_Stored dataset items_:
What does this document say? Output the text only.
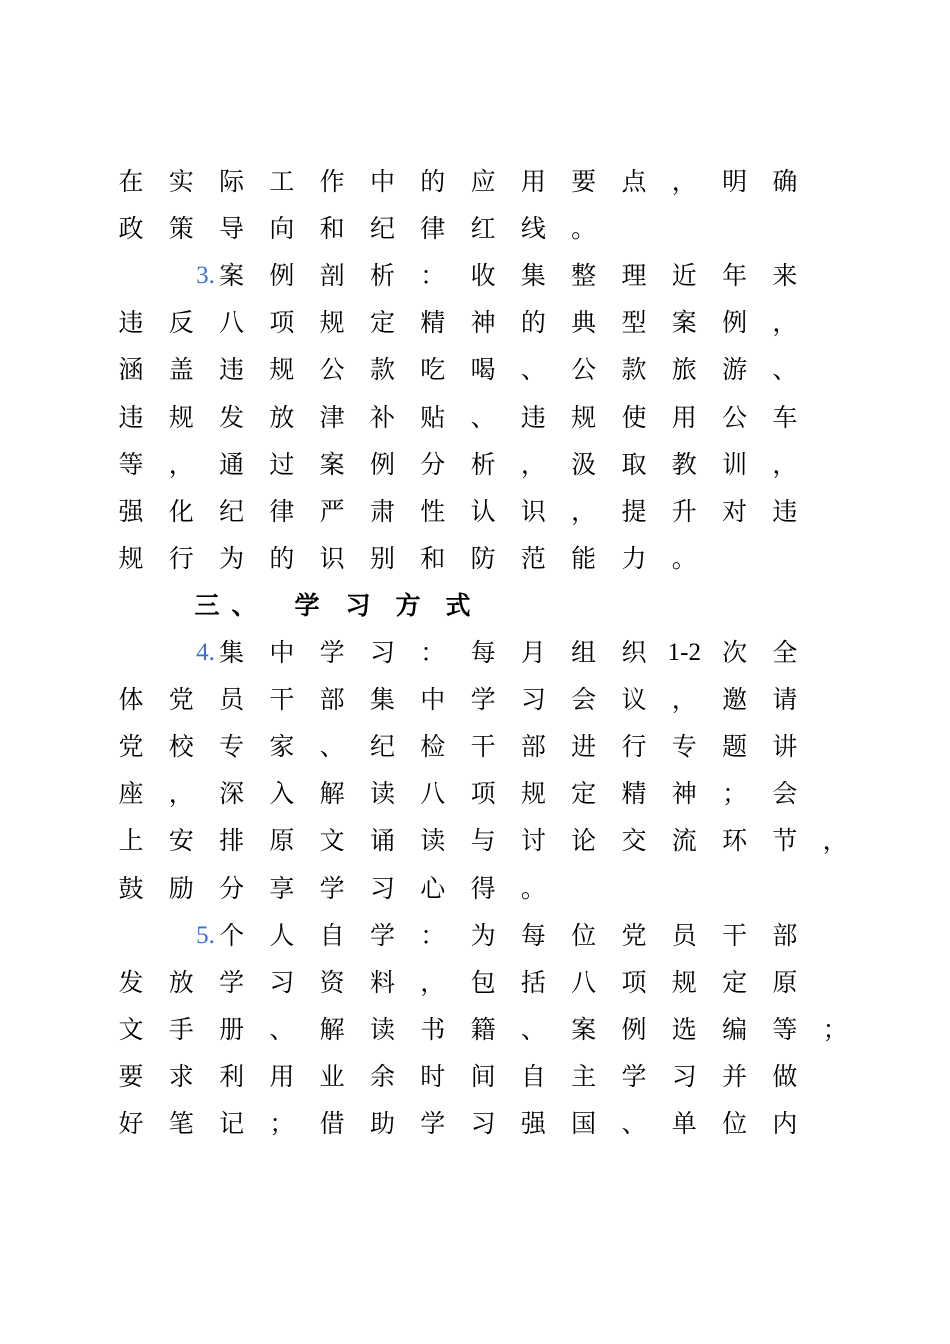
在	实	际	工	作	中	的	应	用	要	点	，	明	确
政	策	导	向	和	纪	律	红	线	。
3. 案	例	剖	析	：	收	集	整	理	近	年	来
违	反	八	项	规	定	精	神	的	典	型	案	例	，
涵	盖	违	规	公	款	吃	喝	、	公	款	旅	游	、
违	规	发	放	津	补	贴	、	违	规	使	用	公	车
等	，	通	过	案	例	分	析	，	汲	取	教	训	，
强	化	纪	律	严	肃	性	认	识	，	提	升	对	违
规	行	为	的	识	别	和	防	范	能	力	。
三 、	学	习 方 式
4. 集	中	学	习	：	每	月	组	织 1-2 次	全
体	党	员	干	部	集	中	学	习	会	议	，	邀	请
党	校	专	家	、	纪	检	干	部	进	行	专	题	讲
座	，	深	入	解	读	八	项	规	定	精	神	；	会
上	安	排	原	文	诵	读	与	讨	论	交	流	环	节	，
鼓	励	分	享	学	习	心	得	。
5. 个	人	自	学	：	为	每	位	党	员	干	部
发	放	学	习	资	料	，	包	括	八	项	规	定	原
文	手	册	、	解	读	书	籍	、	案	例	选	编	等	；
要	求	利	用	业	余	时	间	自	主	学	习	并	做
好	笔	记	；	借	助	学	习	强	国	、	单	位	内
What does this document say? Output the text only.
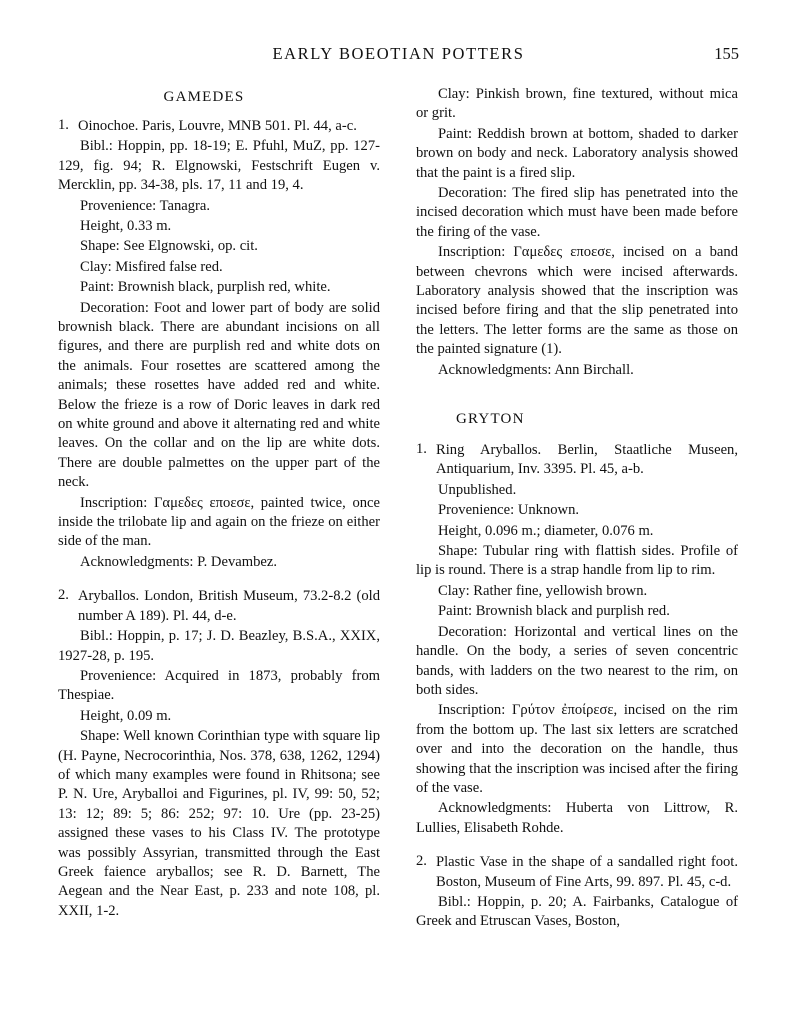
EARLY BOEOTIAN POTTERS	155
GAMEDES
1. Oinochoe. Paris, Louvre, MNB 501. Pl. 44, a-c.

Bibl.: Hoppin, pp. 18-19; E. Pfuhl, MuZ, pp. 127-129, fig. 94; R. Elgnowski, Festschrift Eugen v. Mercklin, pp. 34-38, pls. 17, 11 and 19, 4.

Provenience: Tanagra.

Height, 0.33 m.

Shape: See Elgnowski, op. cit.

Clay: Misfired false red.

Paint: Brownish black, purplish red, white.

Decoration: Foot and lower part of body are solid brownish black. There are abundant incisions on all figures, and there are purplish red and white dots on the animals. Four rosettes are scattered among the animals; these rosettes have added red and white. Below the frieze is a row of Doric leaves in dark red on white ground and above it alternating red and white leaves. On the collar and on the lip are white dots. There are double palmettes on the upper part of the neck.

Inscription: Γαμεδες εποεσε, painted twice, once inside the trilobate lip and again on the frieze on either side of the man.

Acknowledgments: P. Devambez.

2. Aryballos. London, British Museum, 73.2-8.2 (old number A 189). Pl. 44, d-e.

Bibl.: Hoppin, p. 17; J. D. Beazley, B.S.A., XXIX, 1927-28, p. 195.

Provenience: Acquired in 1873, probably from Thespiae.

Height, 0.09 m.

Shape: Well known Corinthian type with square lip (H. Payne, Necrocorinthia, Nos. 378, 638, 1262, 1294) of which many examples were found in Rhitsona; see P. N. Ure, Aryballoi and Figurines, pl. IV, 99: 50, 52; 13: 12; 89: 5; 86: 252; 97: 10. Ure (pp. 23-25) assigned these vases to his Class IV. The prototype was possibly Assyrian, transmitted through the East Greek faience aryballos; see R. D. Barnett, The Aegean and the Near East, p. 233 and note 108, pl. XXII, 1-2.

Clay: Pinkish brown, fine textured, without mica or grit.

Paint: Reddish brown at bottom, shaded to darker brown on body and neck. Laboratory analysis showed that the paint is a fired slip.

Decoration: The fired slip has penetrated into the incised decoration which must have been made before the firing of the vase.

Inscription: Γαμεδες εποεσε, incised on a band between chevrons which were incised afterwards. Laboratory analysis showed that the inscription was incised before firing and that the slip penetrated into the letters. The letter forms are the same as those on the painted signature (1).

Acknowledgments: Ann Birchall.

GRYTON
1. Ring Aryballos. Berlin, Staatliche Museen, Antiquarium, Inv. 3395. Pl. 45, a-b.

Unpublished.

Provenience: Unknown.

Height, 0.096 m.; diameter, 0.076 m.

Shape: Tubular ring with flattish sides. Profile of lip is round. There is a strap handle from lip to rim.

Clay: Rather fine, yellowish brown.

Paint: Brownish black and purplish red.

Decoration: Horizontal and vertical lines on the handle. On the body, a series of seven concentric bands, with ladders on the two nearest to the rim, on both sides.

Inscription: Γρύτον ἐποίρεσε, incised on the rim from the bottom up. The last six letters are scratched over and into the decoration on the handle, thus showing that the inscription was incised after the firing of the vase.

Acknowledgments: Huberta von Littrow, R. Lullies, Elisabeth Rohde.

2. Plastic Vase in the shape of a sandalled right foot. Boston, Museum of Fine Arts, 99. 897. Pl. 45, c-d.

Bibl.: Hoppin, p. 20; A. Fairbanks, Catalogue of Greek and Etruscan Vases, Boston,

_Short problem_: The entries above should be reproduced exactly, without their pictures.

_Written reply_:
What does this document say? Output the text only.
在	实	际	工	作	中	的	应	用	要	点	，	明	确
政	策	导	向	和	纪	律	红	线	。
3. 案	例	剖	析	：	收	集	整	理	近	年	来
违	反	八	项	规	定	精	神	的	典	型	案	例	，
涵	盖	违	规	公	款	吃	喝	、	公	款	旅	游	、
违	规	发	放	津	补	贴	、	违	规	使	用	公	车
等	，	通	过	案	例	分	析	，	汲	取	教	训	，
强	化	纪	律	严	肃	性	认	识	，	提	升	对	违
规	行	为	的	识	别	和	防	范	能	力	。
三 、	学	习 方 式
4. 集	中	学	习	：	每	月	组	织 1-2 次	全
体	党	员	干	部	集	中	学	习	会	议	，	邀	请
党	校	专	家	、	纪	检	干	部	进	行	专	题	讲
座	，	深	入	解	读	八	项	规	定	精	神	；	会
上	安	排	原	文	诵	读	与	讨	论	交	流	环	节	，
鼓	励	分	享	学	习	心	得	。
5. 个	人	自	学	：	为	每	位	党	员	干	部
发	放	学	习	资	料	，	包	括	八	项	规	定	原
文	手	册	、	解	读	书	籍	、	案	例	选	编	等	；
要	求	利	用	业	余	时	间	自	主	学	习	并	做
好	笔	记	；	借	助	学	习	强	国	、	单	位	内
What does this document say? Output the text only.
EARLY BOEOTIAN POTTERS	155
GAMEDES
1. Oinochoe. Paris, Louvre, MNB 501. Pl. 44, a-c.

Bibl.: Hoppin, pp. 18-19; E. Pfuhl, MuZ, pp. 127-129, fig. 94; R. Elgnowski, Festschrift Eugen v. Mercklin, pp. 34-38, pls. 17, 11 and 19, 4.

Provenience: Tanagra.

Height, 0.33 m.

Shape: See Elgnowski, op. cit.

Clay: Misfired false red.

Paint: Brownish black, purplish red, white.

Decoration: Foot and lower part of body are solid brownish black. There are abundant incisions on all figures, and there are purplish red and white dots on the animals. Four rosettes are scattered among the animals; these rosettes have added red and white. Below the frieze is a row of Doric leaves in dark red on white ground and above it alternating red and white leaves. On the collar and on the lip are white dots. There are double palmettes on the upper part of the neck.

Inscription: Γαμεδες εποεσε, painted twice, once inside the trilobate lip and again on the frieze on either side of the man.

Acknowledgments: P. Devambez.

2. Aryballos. London, British Museum, 73.2-8.2 (old number A 189). Pl. 44, d-e.

Bibl.: Hoppin, p. 17; J. D. Beazley, B.S.A., XXIX, 1927-28, p. 195.

Provenience: Acquired in 1873, probably from Thespiae.

Height, 0.09 m.

Shape: Well known Corinthian type with square lip (H. Payne, Necrocorinthia, Nos. 378, 638, 1262, 1294) of which many examples were found in Rhitsona; see P. N. Ure, Aryballoi and Figurines, pl. IV, 99: 50, 52; 13: 12; 89: 5; 86: 252; 97: 10. Ure (pp. 23-25) assigned these vases to his Class IV. The prototype was possibly Assyrian, transmitted through the East Greek faience aryballos; see R. D. Barnett, The Aegean and the Near East, p. 233 and note 108, pl. XXII, 1-2.

Clay: Pinkish brown, fine textured, without mica or grit.

Paint: Reddish brown at bottom, shaded to darker brown on body and neck. Laboratory analysis showed that the paint is a fired slip.

Decoration: The fired slip has penetrated into the incised decoration which must have been made before the firing of the vase.

Inscription: Γαμεδες εποεσε, incised on a band between chevrons which were incised afterwards. Laboratory analysis showed that the inscription was incised before firing and that the slip penetrated into the letters. The letter forms are the same as those on the painted signature (1).

Acknowledgments: Ann Birchall.

GRYTON
1. Ring Aryballos. Berlin, Staatliche Museen, Antiquarium, Inv. 3395. Pl. 45, a-b.

Unpublished.

Provenience: Unknown.

Height, 0.096 m.; diameter, 0.076 m.

Shape: Tubular ring with flattish sides. Profile of lip is round. There is a strap handle from lip to rim.

Clay: Rather fine, yellowish brown.

Paint: Brownish black and purplish red.

Decoration: Horizontal and vertical lines on the handle. On the body, a series of seven concentric bands, with ladders on the two nearest to the rim, on both sides.

Inscription: Γρύτον ἐποίρεσε, incised on the rim from the bottom up. The last six letters are scratched over and into the decoration on the handle, thus showing that the inscription was incised after the firing of the vase.

Acknowledgments: Huberta von Littrow, R. Lullies, Elisabeth Rohde.

2. Plastic Vase in the shape of a sandalled right foot. Boston, Museum of Fine Arts, 99. 897. Pl. 45, c-d.

Bibl.: Hoppin, p. 20; A. Fairbanks, Catalogue of Greek and Etruscan Vases, Boston,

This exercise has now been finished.